EXERCISE 1
According to the excerpt on the statute, what must the words "locomotive engine or car" be held to refer to?
** START OF EXCERPT **
The purpose of the statute is to afford protection to attaching creditors and purchasers of the character described in the act, and to prevent them from being misled to their injury by a debtor or vendor who has no title to property of this description though in its possession, and which it apparently owns, but where the ownership at the time is actually in another.

Nor is this meaning changed, as claimed by the defendant, by the use of the word equipment ” in the title of the act. The title of itself cannot be held to control or enlarge the words of the statute unless they are doubtful or ambiguous. Charles River Bridge v. Warren Bridge, 7 Pick. 344, 454, 455. Proprietors of Mills v. Randolph, 157 Mass. 345, 350. United States v. Oregon & California Railroad, 164 U. S. 526, 541. Yazoo & Mississippi Valley Railroad v. Thomas, 132 U. S. 174, 188.

The words “ locomotive engine or car ” which are used only once in the act must be held to refer to the words “ railroad or street railway rolling stock,” also used in the same section ; and this construction appears in the last revision of the statutes. R. L. c. 111, § 75. This defence cannot be sustained.
** END OF EXCERPT **
** START OF DATA **
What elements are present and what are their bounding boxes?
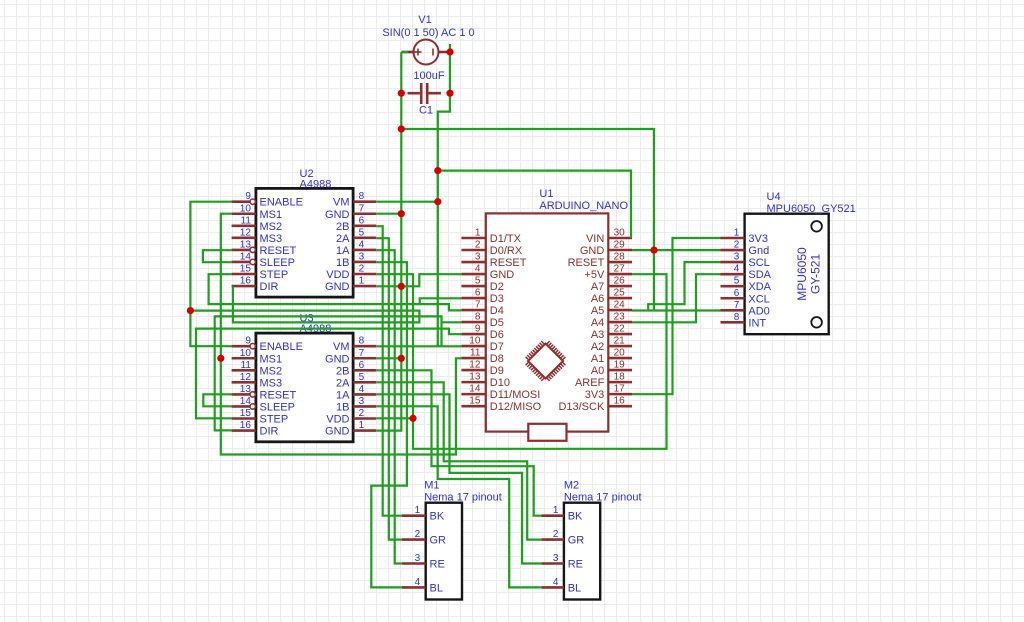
** END OF DATA **
** START OF DATA **
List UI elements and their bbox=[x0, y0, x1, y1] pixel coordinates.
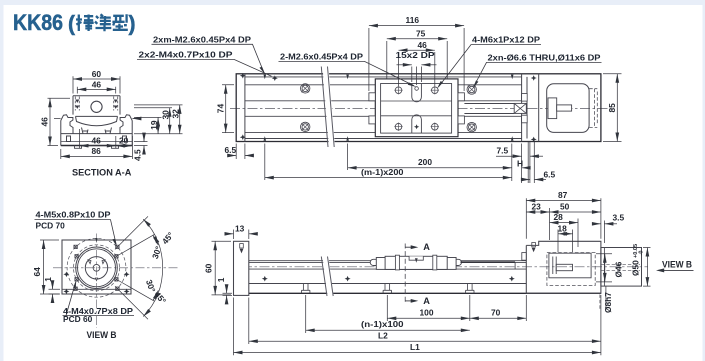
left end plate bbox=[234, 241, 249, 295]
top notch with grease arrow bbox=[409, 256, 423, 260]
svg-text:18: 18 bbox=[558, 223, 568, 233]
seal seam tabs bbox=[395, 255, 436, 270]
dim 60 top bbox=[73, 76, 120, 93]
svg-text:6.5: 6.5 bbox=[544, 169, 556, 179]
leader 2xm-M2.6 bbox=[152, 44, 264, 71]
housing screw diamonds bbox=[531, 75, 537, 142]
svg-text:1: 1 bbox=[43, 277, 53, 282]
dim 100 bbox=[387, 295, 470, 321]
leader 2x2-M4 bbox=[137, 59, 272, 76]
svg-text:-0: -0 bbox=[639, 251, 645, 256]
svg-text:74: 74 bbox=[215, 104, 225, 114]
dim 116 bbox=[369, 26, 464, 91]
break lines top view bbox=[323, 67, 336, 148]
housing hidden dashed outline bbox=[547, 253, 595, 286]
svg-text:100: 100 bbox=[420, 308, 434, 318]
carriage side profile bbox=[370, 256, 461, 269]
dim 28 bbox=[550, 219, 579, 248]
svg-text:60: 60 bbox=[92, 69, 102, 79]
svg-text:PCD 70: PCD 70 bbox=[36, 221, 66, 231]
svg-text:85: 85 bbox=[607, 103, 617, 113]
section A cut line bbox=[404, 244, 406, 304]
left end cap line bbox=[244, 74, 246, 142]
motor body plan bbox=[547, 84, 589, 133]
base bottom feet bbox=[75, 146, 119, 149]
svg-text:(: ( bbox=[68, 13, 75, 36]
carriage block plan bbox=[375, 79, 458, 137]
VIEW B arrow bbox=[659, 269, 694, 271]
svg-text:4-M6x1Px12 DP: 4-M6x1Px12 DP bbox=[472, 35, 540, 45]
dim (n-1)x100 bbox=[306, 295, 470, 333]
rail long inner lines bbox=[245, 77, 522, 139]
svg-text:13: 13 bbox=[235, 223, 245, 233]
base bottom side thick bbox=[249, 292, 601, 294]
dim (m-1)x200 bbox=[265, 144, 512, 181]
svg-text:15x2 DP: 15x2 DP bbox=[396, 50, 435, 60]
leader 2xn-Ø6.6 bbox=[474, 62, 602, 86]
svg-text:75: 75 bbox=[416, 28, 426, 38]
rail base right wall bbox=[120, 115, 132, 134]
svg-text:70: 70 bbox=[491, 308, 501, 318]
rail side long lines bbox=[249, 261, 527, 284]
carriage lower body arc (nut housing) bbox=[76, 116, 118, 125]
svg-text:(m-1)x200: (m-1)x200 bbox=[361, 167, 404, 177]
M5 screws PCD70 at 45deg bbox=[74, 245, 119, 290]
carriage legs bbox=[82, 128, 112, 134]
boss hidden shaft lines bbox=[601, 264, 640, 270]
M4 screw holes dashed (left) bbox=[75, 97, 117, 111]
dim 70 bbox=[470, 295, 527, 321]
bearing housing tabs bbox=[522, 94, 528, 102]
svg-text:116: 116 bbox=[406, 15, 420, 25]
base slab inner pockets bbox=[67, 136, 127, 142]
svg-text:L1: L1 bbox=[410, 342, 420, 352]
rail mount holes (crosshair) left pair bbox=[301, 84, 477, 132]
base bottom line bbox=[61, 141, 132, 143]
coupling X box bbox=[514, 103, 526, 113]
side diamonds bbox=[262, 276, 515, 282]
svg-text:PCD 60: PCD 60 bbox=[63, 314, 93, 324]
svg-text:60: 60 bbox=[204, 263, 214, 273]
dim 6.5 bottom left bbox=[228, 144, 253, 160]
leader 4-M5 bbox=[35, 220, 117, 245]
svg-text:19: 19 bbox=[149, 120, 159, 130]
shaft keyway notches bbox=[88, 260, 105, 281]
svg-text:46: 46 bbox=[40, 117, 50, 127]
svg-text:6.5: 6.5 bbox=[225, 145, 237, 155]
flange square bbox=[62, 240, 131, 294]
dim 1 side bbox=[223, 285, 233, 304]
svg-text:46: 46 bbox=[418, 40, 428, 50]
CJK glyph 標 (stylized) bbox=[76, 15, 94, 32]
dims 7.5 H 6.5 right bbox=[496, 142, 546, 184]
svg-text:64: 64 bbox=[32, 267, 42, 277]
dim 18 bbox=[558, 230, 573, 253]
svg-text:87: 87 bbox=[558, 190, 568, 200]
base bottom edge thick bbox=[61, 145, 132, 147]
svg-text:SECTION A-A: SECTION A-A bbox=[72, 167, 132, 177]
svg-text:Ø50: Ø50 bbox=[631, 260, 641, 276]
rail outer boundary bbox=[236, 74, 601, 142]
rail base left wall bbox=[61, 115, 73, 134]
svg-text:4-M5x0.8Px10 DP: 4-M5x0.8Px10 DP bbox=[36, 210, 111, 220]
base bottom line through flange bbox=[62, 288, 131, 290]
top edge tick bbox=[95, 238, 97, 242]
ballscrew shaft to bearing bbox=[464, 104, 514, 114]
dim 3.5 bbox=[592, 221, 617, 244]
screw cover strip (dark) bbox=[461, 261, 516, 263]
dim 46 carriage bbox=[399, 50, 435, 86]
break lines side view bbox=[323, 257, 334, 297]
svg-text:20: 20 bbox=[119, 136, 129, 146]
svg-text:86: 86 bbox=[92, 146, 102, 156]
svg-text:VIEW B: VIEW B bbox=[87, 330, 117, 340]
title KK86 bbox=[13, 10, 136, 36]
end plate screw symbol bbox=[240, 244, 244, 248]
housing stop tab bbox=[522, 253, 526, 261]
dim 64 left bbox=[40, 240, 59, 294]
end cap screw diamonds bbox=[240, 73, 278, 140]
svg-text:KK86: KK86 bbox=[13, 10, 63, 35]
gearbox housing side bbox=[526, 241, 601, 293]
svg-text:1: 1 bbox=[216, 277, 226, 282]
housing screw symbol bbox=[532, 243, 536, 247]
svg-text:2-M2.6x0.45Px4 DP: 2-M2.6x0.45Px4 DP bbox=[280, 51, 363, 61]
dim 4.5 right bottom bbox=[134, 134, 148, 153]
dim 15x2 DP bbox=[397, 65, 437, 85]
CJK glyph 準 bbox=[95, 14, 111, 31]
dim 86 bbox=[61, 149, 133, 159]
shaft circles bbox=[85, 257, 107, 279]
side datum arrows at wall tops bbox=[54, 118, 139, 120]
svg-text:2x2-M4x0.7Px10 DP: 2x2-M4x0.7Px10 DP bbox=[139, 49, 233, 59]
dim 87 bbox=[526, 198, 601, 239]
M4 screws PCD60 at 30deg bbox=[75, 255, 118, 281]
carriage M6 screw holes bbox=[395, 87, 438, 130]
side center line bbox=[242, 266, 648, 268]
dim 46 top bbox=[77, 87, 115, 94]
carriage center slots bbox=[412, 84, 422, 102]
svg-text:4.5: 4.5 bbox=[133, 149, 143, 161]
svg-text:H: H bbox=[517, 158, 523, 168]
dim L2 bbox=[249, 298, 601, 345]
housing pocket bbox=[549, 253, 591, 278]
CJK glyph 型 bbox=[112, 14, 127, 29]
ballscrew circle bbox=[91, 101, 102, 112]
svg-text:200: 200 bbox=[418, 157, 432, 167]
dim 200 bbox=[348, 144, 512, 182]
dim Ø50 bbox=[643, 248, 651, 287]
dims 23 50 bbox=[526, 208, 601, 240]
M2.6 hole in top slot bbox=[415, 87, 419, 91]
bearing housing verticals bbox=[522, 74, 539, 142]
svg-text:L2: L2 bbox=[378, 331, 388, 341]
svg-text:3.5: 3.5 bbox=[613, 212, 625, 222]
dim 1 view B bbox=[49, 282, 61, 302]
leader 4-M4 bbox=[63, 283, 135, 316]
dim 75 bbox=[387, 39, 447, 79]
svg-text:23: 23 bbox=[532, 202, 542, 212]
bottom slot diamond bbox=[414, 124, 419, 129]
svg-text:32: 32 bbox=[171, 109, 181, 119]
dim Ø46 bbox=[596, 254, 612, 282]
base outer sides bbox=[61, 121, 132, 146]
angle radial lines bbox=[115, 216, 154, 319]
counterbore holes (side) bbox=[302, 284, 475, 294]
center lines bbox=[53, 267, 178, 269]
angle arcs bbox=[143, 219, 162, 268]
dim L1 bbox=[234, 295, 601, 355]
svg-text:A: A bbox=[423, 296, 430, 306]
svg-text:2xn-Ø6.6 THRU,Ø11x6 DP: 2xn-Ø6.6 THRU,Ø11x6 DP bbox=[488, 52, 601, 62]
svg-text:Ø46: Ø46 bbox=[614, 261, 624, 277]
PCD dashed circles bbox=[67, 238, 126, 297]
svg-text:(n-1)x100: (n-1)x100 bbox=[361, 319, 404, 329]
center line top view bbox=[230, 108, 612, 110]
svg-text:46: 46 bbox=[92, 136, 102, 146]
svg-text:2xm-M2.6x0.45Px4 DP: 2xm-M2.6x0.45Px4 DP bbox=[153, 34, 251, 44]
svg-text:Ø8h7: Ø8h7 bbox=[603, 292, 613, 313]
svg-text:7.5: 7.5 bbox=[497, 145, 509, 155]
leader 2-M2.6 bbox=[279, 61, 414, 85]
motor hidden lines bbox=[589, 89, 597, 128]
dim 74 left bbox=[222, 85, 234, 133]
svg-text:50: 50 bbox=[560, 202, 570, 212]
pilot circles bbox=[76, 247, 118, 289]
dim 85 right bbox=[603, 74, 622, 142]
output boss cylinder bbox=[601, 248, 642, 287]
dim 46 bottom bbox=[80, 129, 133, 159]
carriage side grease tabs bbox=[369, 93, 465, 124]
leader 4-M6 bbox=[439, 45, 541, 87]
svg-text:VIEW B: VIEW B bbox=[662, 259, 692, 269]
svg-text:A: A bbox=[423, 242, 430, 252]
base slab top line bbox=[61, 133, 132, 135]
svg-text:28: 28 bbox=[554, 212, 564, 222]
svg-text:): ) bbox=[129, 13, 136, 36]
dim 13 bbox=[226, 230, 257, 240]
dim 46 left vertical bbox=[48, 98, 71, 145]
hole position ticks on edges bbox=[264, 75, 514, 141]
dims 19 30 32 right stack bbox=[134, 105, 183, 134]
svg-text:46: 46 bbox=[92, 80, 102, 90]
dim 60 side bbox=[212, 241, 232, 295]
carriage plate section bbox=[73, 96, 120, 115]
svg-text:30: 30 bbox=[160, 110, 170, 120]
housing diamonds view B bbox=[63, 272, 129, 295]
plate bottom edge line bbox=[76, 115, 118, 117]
** END OF DATA **
EXERCISE 2
Rewrite the records starting at the line that contains "List UI elements" and ending at the line that contains "carriage side profile", replacing "dim" with "dimension" and leaving everything else unchanged. Omit the pictures from your answer.

PROBLEM SOLUTION 1
They must be held to refer to the words "railroad or street railway rolling stock," which are also used in the same section.

PROBLEM SOLUTION 2
List UI elements and their bbox=[x0, y0, x1, y1] pixel coordinates.
left end plate bbox=[234, 241, 249, 295]
top notch with grease arrow bbox=[409, 256, 423, 260]
svg-text:18: 18 bbox=[558, 223, 568, 233]
seal seam tabs bbox=[395, 255, 436, 270]
dimension 60 top bbox=[73, 76, 120, 93]
svg-text:6.5: 6.5 bbox=[544, 169, 556, 179]
leader 2xm-M2.6 bbox=[152, 44, 264, 71]
housing screw diamonds bbox=[531, 75, 537, 142]
svg-text:1: 1 bbox=[43, 277, 53, 282]
dimension 100 bbox=[387, 295, 470, 321]
leader 2x2-M4 bbox=[137, 59, 272, 76]
svg-text:-0: -0 bbox=[639, 251, 645, 256]
svg-text:74: 74 bbox=[215, 104, 225, 114]
dimension 116 bbox=[369, 26, 464, 91]
break lines top view bbox=[323, 67, 336, 148]
housing hidden dashed outline bbox=[547, 253, 595, 286]
svg-text:100: 100 bbox=[420, 308, 434, 318]
carriage side profile bbox=[370, 256, 461, 269]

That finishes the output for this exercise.